[TEXT PASSAGE — start]

Global Health Minor
The Global Health minor will allow you to develop an interdisciplinary understanding of health issues and health care in a global context. Through the bundling of a broad range of courses, this minor will provide a solid foundation in social, cultural, epidemiological, environmental and nutritional determinants of health, and will explore the challenges facing global health solutions. You will investigate the health implications of globalization, as well as have the option for an engagement experience, both of which contribute to better understanding the determinants of health issues around the world.
Required Foundational Courses
Global Health
We propose a minor in Global Health that will allow students to develop an interdisciplinary understanding of health issues in a global context with focus on the biological or the social environmental. Through a broad range of courses, the minor in Global Health will provide a solid foundation in social epidemiological, environmental, and nutritional determinants of health.
Students adding a Global Health Minor to their major will explore the scientific, social, environmental and cultural challenges facing global health solutions. They will investigate the health implications of globalization, as well as have an engagement experience which is crucial to understanding the determinants of health issues around the world.

[TEXT PASSAGE — finish]
[SUPPLIED DATA — start]

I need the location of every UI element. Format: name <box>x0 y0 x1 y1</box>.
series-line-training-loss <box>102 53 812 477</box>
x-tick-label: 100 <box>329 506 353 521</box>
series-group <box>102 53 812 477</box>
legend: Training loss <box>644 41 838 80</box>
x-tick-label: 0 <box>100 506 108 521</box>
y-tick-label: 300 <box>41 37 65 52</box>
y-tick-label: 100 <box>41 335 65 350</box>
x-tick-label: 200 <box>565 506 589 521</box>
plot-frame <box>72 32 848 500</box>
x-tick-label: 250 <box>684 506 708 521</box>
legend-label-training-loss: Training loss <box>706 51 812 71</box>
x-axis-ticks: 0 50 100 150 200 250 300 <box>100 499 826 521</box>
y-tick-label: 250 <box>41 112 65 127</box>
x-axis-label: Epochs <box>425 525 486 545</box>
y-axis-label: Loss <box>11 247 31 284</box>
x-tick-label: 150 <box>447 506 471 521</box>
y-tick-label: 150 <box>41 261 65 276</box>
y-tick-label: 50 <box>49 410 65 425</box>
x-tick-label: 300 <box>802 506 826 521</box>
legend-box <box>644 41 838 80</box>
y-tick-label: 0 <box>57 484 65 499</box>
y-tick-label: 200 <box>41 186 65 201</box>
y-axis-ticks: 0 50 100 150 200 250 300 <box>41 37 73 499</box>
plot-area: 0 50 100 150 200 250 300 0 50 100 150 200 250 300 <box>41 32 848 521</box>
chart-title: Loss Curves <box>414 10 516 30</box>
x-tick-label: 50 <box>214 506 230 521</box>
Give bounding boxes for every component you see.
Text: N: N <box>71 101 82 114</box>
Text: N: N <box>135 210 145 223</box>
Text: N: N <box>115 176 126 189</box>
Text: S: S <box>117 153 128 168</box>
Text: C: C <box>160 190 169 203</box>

[SUPPLIED DATA — finish]

* _REQUIRED WORK_
In the Global Health minor description, what implications of globalization will students investigate?

* _SOLUTION BELOW_
The health implications of globalization.